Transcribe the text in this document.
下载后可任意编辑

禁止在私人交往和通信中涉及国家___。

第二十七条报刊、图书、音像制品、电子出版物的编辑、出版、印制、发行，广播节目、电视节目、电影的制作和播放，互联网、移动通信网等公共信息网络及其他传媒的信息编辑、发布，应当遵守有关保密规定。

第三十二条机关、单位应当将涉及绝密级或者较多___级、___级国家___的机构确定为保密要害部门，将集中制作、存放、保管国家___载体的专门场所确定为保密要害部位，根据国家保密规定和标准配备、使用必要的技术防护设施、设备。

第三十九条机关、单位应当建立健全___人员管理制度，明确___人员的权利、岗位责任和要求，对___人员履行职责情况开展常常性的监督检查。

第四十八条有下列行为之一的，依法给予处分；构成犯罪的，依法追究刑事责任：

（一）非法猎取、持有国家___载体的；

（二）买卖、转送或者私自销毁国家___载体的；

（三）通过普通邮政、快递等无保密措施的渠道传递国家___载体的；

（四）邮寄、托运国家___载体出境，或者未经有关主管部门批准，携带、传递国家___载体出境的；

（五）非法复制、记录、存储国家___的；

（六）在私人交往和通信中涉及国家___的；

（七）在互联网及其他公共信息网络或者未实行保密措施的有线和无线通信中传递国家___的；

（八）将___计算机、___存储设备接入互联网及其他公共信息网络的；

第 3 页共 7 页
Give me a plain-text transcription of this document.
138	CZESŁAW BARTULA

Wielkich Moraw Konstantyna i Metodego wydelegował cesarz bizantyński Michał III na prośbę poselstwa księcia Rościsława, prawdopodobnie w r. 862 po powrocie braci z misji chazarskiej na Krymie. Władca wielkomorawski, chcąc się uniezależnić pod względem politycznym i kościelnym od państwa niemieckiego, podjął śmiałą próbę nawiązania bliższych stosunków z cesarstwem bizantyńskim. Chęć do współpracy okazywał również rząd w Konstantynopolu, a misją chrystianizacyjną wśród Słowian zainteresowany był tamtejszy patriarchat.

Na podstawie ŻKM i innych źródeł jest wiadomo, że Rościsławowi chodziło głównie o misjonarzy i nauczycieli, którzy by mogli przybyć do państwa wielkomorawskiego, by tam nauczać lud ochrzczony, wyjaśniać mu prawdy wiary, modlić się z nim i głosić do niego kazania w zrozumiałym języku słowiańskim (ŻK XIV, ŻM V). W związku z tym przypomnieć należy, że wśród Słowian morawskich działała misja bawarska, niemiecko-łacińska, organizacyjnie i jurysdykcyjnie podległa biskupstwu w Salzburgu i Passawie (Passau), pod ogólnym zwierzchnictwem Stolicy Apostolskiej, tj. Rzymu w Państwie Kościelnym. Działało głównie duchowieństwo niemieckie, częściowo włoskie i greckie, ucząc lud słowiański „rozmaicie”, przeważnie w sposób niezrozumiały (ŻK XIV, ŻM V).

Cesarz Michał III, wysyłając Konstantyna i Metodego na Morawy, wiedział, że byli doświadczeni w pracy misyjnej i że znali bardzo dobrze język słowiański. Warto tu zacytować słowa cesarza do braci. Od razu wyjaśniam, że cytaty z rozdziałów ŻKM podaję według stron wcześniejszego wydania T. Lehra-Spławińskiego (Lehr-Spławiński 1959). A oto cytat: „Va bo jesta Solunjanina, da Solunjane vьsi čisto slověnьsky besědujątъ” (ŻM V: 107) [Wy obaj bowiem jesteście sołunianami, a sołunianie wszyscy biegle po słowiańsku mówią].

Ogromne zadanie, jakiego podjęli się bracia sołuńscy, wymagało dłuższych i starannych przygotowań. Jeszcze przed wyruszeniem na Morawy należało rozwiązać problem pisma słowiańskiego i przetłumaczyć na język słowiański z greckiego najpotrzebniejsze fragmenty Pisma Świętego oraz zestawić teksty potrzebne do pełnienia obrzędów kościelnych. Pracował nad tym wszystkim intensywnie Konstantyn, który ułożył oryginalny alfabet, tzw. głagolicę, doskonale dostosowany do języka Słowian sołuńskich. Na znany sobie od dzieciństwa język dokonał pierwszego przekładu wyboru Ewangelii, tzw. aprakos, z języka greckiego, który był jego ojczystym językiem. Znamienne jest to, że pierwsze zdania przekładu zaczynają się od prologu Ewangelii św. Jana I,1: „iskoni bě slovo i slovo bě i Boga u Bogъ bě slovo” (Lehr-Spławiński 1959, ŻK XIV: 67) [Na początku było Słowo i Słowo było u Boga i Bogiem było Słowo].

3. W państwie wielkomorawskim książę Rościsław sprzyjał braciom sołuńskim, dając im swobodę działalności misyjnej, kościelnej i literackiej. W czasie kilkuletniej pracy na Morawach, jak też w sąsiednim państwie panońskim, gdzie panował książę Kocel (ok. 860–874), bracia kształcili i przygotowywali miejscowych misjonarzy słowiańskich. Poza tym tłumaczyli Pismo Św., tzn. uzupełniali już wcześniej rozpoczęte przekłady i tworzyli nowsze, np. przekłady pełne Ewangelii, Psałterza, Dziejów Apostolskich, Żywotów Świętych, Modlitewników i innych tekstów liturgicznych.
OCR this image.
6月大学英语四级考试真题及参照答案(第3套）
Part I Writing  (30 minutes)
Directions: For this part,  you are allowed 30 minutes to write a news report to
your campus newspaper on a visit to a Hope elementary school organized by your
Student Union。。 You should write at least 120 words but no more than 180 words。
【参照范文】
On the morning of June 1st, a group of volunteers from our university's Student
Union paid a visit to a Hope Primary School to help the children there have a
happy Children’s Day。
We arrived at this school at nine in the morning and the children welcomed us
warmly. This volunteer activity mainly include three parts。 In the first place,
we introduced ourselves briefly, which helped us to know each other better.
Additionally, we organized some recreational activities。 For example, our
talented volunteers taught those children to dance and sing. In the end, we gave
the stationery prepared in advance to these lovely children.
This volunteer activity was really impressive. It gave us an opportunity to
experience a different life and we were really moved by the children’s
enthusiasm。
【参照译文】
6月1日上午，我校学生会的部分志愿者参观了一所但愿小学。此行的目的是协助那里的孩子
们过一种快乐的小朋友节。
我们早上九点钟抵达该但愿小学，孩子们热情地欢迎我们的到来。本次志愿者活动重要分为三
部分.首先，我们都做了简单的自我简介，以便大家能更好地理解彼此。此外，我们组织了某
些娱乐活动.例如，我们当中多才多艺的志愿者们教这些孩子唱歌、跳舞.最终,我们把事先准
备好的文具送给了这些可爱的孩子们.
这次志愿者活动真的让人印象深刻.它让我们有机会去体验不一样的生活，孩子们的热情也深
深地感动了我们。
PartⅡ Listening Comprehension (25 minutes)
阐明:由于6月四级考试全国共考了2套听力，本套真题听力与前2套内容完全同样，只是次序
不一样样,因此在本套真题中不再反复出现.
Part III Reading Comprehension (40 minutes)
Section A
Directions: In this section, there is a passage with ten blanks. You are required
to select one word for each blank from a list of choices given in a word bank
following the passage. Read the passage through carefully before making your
—————
DO THIS:
Set out the complete listing exactly as shown.

SOLUTION TO THIS PROBLEM:
Transcribe the text in this document.
下载后可任意编辑

禁止在私人交往和通信中涉及国家___。

第二十七条报刊、图书、音像制品、电子出版物的编辑、出版、印制、发行，广播节目、电视节目、电影的制作和播放，互联网、移动通信网等公共信息网络及其他传媒的信息编辑、发布，应当遵守有关保密规定。

第三十二条机关、单位应当将涉及绝密级或者较多___级、___级国家___的机构确定为保密要害部门，将集中制作、存放、保管国家___载体的专门场所确定为保密要害部位，根据国家保密规定和标准配备、使用必要的技术防护设施、设备。

第三十九条机关、单位应当建立健全___人员管理制度，明确___人员的权利、岗位责任和要求，对___人员履行职责情况开展常常性的监督检查。

第四十八条有下列行为之一的，依法给予处分；构成犯罪的，依法追究刑事责任：

（一）非法猎取、持有国家___载体的；

（二）买卖、转送或者私自销毁国家___载体的；

（三）通过普通邮政、快递等无保密措施的渠道传递国家___载体的；

（四）邮寄、托运国家___载体出境，或者未经有关主管部门批准，携带、传递国家___载体出境的；

（五）非法复制、记录、存储国家___的；

（六）在私人交往和通信中涉及国家___的；

（七）在互联网及其他公共信息网络或者未实行保密措施的有线和无线通信中传递国家___的；

（八）将___计算机、___存储设备接入互联网及其他公共信息网络的；

第 3 页共 7 页
Give me a plain-text transcription of this document.
138	CZESŁAW BARTULA

Wielkich Moraw Konstantyna i Metodego wydelegował cesarz bizantyński Michał III na prośbę poselstwa księcia Rościsława, prawdopodobnie w r. 862 po powrocie braci z misji chazarskiej na Krymie. Władca wielkomorawski, chcąc się uniezależnić pod względem politycznym i kościelnym od państwa niemieckiego, podjął śmiałą próbę nawiązania bliższych stosunków z cesarstwem bizantyńskim. Chęć do współpracy okazywał również rząd w Konstantynopolu, a misją chrystianizacyjną wśród Słowian zainteresowany był tamtejszy patriarchat.

Na podstawie ŻKM i innych źródeł jest wiadomo, że Rościsławowi chodziło głównie o misjonarzy i nauczycieli, którzy by mogli przybyć do państwa wielkomorawskiego, by tam nauczać lud ochrzczony, wyjaśniać mu prawdy wiary, modlić się z nim i głosić do niego kazania w zrozumiałym języku słowiańskim (ŻK XIV, ŻM V). W związku z tym przypomnieć należy, że wśród Słowian morawskich działała misja bawarska, niemiecko-łacińska, organizacyjnie i jurysdykcyjnie podległa biskupstwu w Salzburgu i Passawie (Passau), pod ogólnym zwierzchnictwem Stolicy Apostolskiej, tj. Rzymu w Państwie Kościelnym. Działało głównie duchowieństwo niemieckie, częściowo włoskie i greckie, ucząc lud słowiański „rozmaicie”, przeważnie w sposób niezrozumiały (ŻK XIV, ŻM V).

Cesarz Michał III, wysyłając Konstantyna i Metodego na Morawy, wiedział, że byli doświadczeni w pracy misyjnej i że znali bardzo dobrze język słowiański. Warto tu zacytować słowa cesarza do braci. Od razu wyjaśniam, że cytaty z rozdziałów ŻKM podaję według stron wcześniejszego wydania T. Lehra-Spławińskiego (Lehr-Spławiński 1959). A oto cytat: „Va bo jesta Solunjanina, da Solunjane vьsi čisto slověnьsky besědujątъ” (ŻM V: 107) [Wy obaj bowiem jesteście sołunianami, a sołunianie wszyscy biegle po słowiańsku mówią].

Ogromne zadanie, jakiego podjęli się bracia sołuńscy, wymagało dłuższych i starannych przygotowań. Jeszcze przed wyruszeniem na Morawy należało rozwiązać problem pisma słowiańskiego i przetłumaczyć na język słowiański z greckiego najpotrzebniejsze fragmenty Pisma Świętego oraz zestawić teksty potrzebne do pełnienia obrzędów kościelnych. Pracował nad tym wszystkim intensywnie Konstantyn, który ułożył oryginalny alfabet, tzw. głagolicę, doskonale dostosowany do języka Słowian sołuńskich. Na znany sobie od dzieciństwa język dokonał pierwszego przekładu wyboru Ewangelii, tzw. aprakos, z języka greckiego, który był jego ojczystym językiem. Znamienne jest to, że pierwsze zdania przekładu zaczynają się od prologu Ewangelii św. Jana I,1: „iskoni bě slovo i slovo bě i Boga u Bogъ bě slovo” (Lehr-Spławiński 1959, ŻK XIV: 67) [Na początku było Słowo i Słowo było u Boga i Bogiem było Słowo].

3. W państwie wielkomorawskim książę Rościsław sprzyjał braciom sołuńskim, dając im swobodę działalności misyjnej, kościelnej i literackiej. W czasie kilkuletniej pracy na Morawach, jak też w sąsiednim państwie panońskim, gdzie panował książę Kocel (ok. 860–874), bracia kształcili i przygotowywali miejscowych misjonarzy słowiańskich. Poza tym tłumaczyli Pismo Św., tzn. uzupełniali już wcześniej rozpoczęte przekłady i tworzyli nowsze, np. przekłady pełne Ewangelii, Psałterza, Dziejów Apostolskich, Żywotów Świętych, Modlitewników i innych tekstów liturgicznych.
OCR this image.
6月大学英语四级考试真题及参照答案(第3套）
Part I Writing  (30 minutes)
Directions: For this part,  you are allowed 30 minutes to write a news report to
your campus newspaper on a visit to a Hope elementary school organized by your
Student Union。。 You should write at least 120 words but no more than 180 words。
【参照范文】
On the morning of June 1st, a group of volunteers from our university's Student
Union paid a visit to a Hope Primary School to help the children there have a
happy Children’s Day。
We arrived at this school at nine in the morning and the children welcomed us
warmly. This volunteer activity mainly include three parts。 In the first place,
we introduced ourselves briefly, which helped us to know each other better.
Additionally, we organized some recreational activities。 For example, our
talented volunteers taught those children to dance and sing. In the end, we gave
the stationery prepared in advance to these lovely children.
This volunteer activity was really impressive. It gave us an opportunity to
experience a different life and we were really moved by the children’s
enthusiasm。
【参照译文】
6月1日上午，我校学生会的部分志愿者参观了一所但愿小学。此行的目的是协助那里的孩子
们过一种快乐的小朋友节。
我们早上九点钟抵达该但愿小学，孩子们热情地欢迎我们的到来。本次志愿者活动重要分为三
部分.首先，我们都做了简单的自我简介，以便大家能更好地理解彼此。此外，我们组织了某
些娱乐活动.例如，我们当中多才多艺的志愿者们教这些孩子唱歌、跳舞.最终,我们把事先准
备好的文具送给了这些可爱的孩子们.
这次志愿者活动真的让人印象深刻.它让我们有机会去体验不一样的生活，孩子们的热情也深
深地感动了我们。
PartⅡ Listening Comprehension (25 minutes)
阐明:由于6月四级考试全国共考了2套听力，本套真题听力与前2套内容完全同样，只是次序
不一样样,因此在本套真题中不再反复出现.
Part III Reading Comprehension (40 minutes)
Section A
Directions: In this section, there is a passage with ten blanks. You are required
to select one word for each blank from a list of choices given in a word bank
following the passage. Read the passage through carefully before making your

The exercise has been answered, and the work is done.